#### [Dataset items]
## BEGIN
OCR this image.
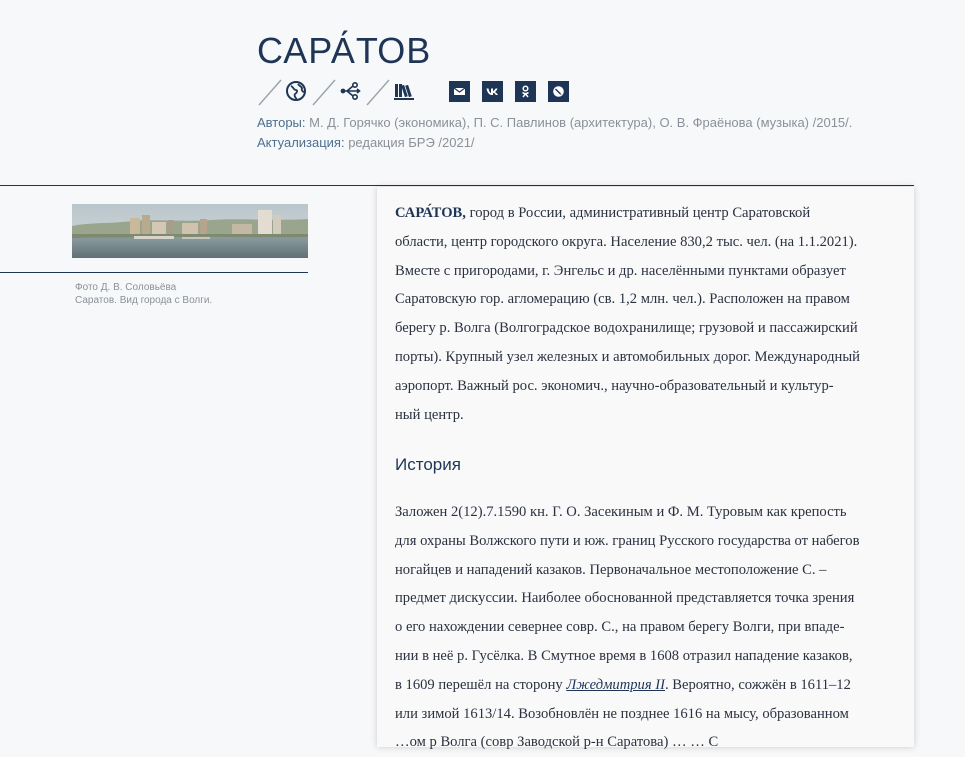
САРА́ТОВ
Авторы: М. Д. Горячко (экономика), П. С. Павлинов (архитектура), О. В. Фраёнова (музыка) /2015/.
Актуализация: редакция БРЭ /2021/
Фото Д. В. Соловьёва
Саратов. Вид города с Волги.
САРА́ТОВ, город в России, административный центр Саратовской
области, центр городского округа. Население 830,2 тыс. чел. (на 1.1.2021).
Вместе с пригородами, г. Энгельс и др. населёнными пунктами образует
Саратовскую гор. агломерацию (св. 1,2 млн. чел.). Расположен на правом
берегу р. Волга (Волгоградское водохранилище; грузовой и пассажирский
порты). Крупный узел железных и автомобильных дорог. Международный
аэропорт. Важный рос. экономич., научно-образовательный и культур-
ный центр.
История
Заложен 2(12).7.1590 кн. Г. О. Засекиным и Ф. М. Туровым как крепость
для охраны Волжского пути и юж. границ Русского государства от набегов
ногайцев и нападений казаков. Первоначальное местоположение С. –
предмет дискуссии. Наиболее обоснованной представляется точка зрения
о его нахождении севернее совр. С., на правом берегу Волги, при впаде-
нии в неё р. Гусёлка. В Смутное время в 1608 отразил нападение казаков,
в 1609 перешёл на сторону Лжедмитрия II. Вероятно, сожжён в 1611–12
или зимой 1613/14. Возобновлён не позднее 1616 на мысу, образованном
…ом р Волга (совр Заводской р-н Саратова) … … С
## END
## BEGIN
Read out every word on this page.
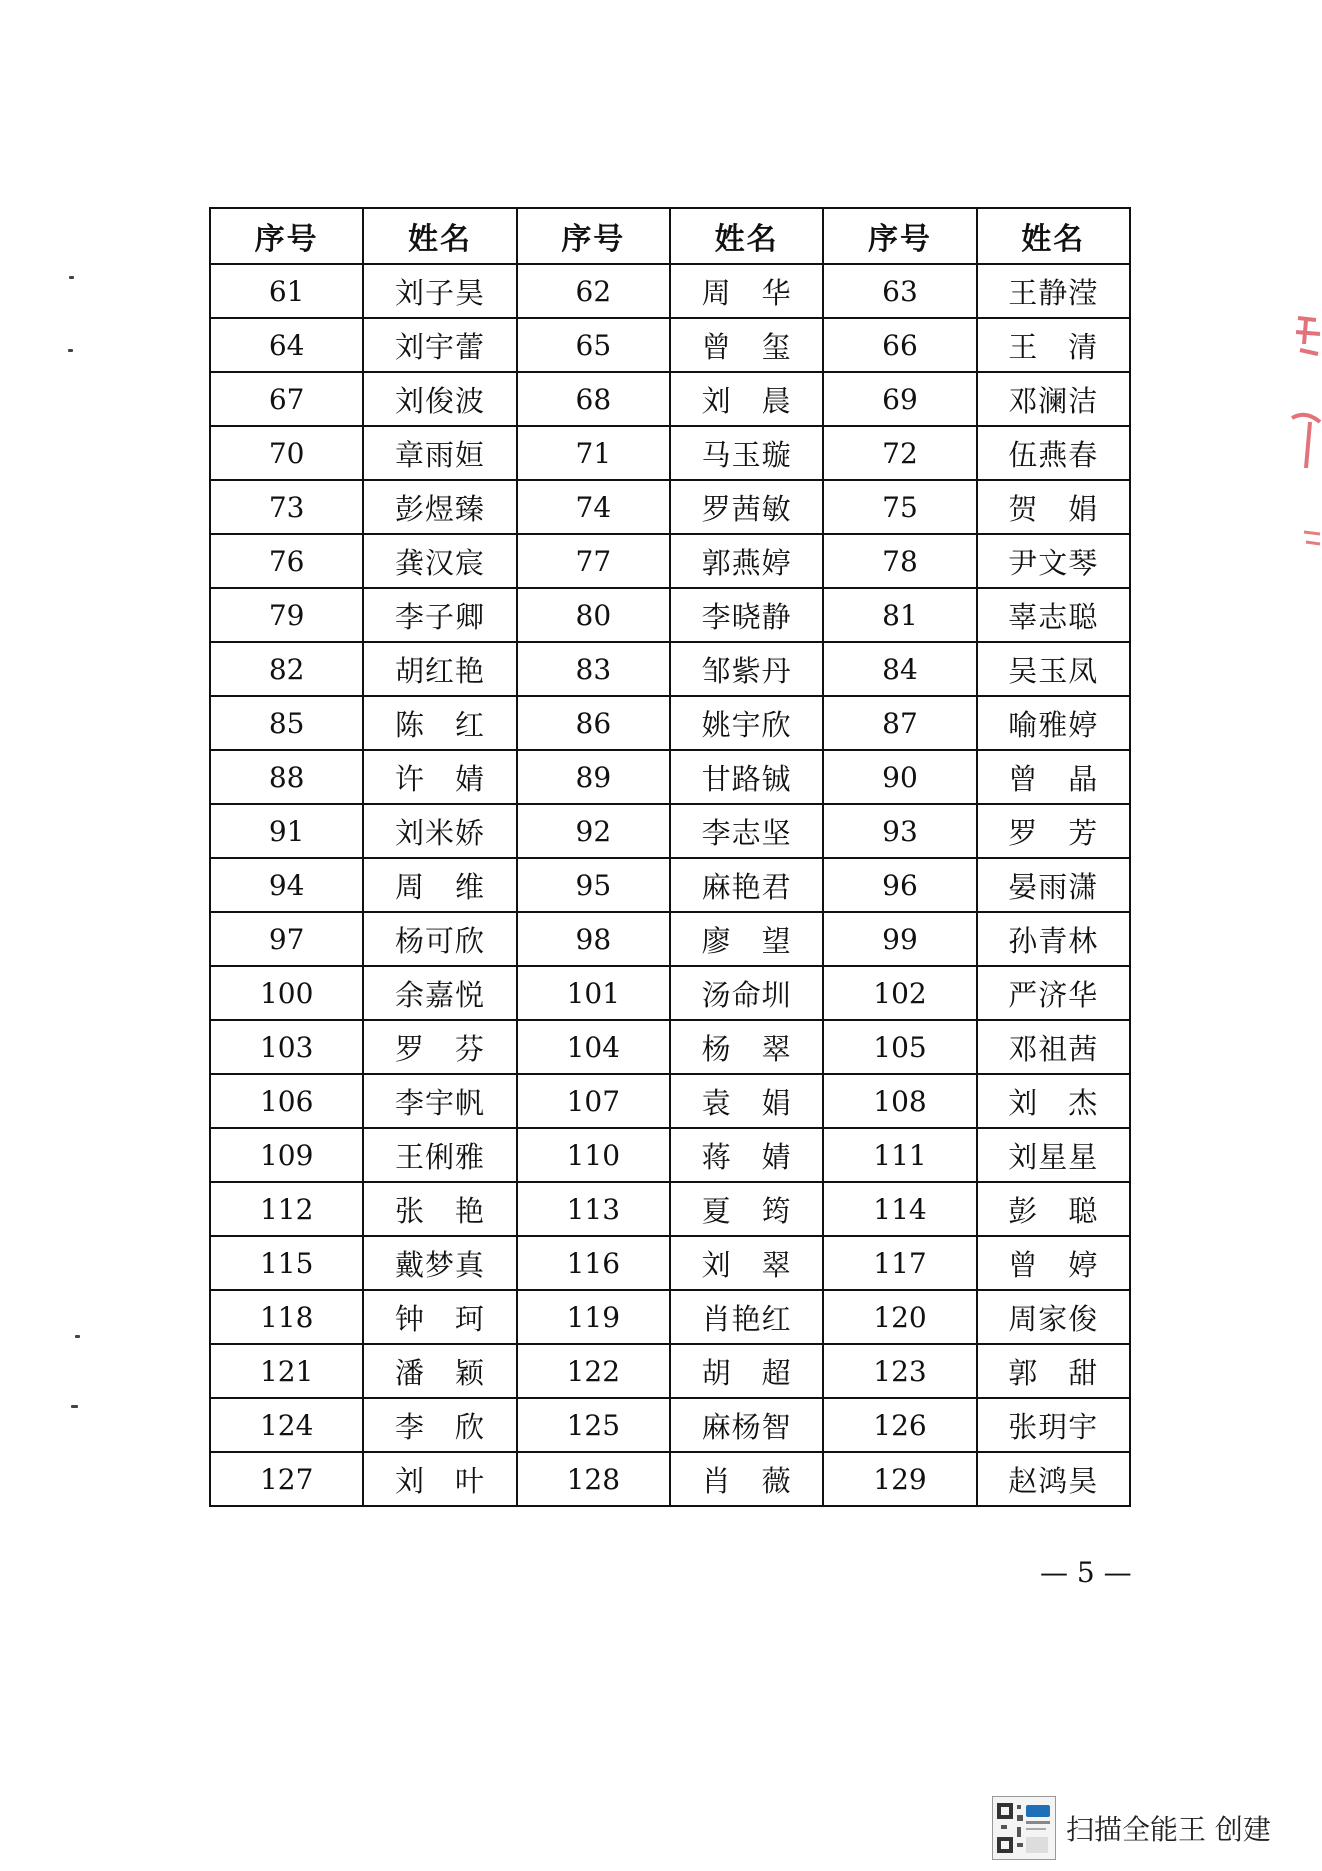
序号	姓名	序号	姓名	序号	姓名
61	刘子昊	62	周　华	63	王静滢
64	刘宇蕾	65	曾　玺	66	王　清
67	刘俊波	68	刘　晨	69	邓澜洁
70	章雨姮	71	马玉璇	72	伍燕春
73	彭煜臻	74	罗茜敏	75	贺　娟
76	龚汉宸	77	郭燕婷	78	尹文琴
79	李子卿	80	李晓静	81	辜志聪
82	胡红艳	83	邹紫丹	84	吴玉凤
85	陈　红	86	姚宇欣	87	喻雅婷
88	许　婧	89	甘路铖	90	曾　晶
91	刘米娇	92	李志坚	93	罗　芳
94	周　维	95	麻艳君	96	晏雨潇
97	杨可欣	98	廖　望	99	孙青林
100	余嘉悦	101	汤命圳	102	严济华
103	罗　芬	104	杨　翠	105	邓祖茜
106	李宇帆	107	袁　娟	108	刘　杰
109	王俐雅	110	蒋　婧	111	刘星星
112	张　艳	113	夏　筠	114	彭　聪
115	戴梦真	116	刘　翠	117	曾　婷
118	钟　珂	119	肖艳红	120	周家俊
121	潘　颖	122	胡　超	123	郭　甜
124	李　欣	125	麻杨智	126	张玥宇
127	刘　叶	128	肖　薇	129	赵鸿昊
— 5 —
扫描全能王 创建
## END
## BEGIN
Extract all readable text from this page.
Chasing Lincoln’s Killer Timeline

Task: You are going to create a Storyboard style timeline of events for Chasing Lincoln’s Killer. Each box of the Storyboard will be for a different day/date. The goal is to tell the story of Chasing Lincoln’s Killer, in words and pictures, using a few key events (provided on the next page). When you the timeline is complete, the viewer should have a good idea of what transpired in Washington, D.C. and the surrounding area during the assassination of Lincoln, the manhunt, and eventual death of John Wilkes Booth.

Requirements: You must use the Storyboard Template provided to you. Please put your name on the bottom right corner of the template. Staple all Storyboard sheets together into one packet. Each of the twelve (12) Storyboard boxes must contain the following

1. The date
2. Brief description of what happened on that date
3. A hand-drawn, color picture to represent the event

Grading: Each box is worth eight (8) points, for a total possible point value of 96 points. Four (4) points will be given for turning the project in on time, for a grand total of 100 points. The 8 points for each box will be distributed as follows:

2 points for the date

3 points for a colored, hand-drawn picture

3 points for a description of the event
## END
#### [WRITTEN INSTRUCTION]
Copy each line containing the word "центр" from the data.

#### [EXERCISE RESULT]
САРА́ТОВ, город в России, административный центр Саратовской
области, центр городского округа. Население 830,2 тыс. чел. (на 1.1.2021).
ный центр.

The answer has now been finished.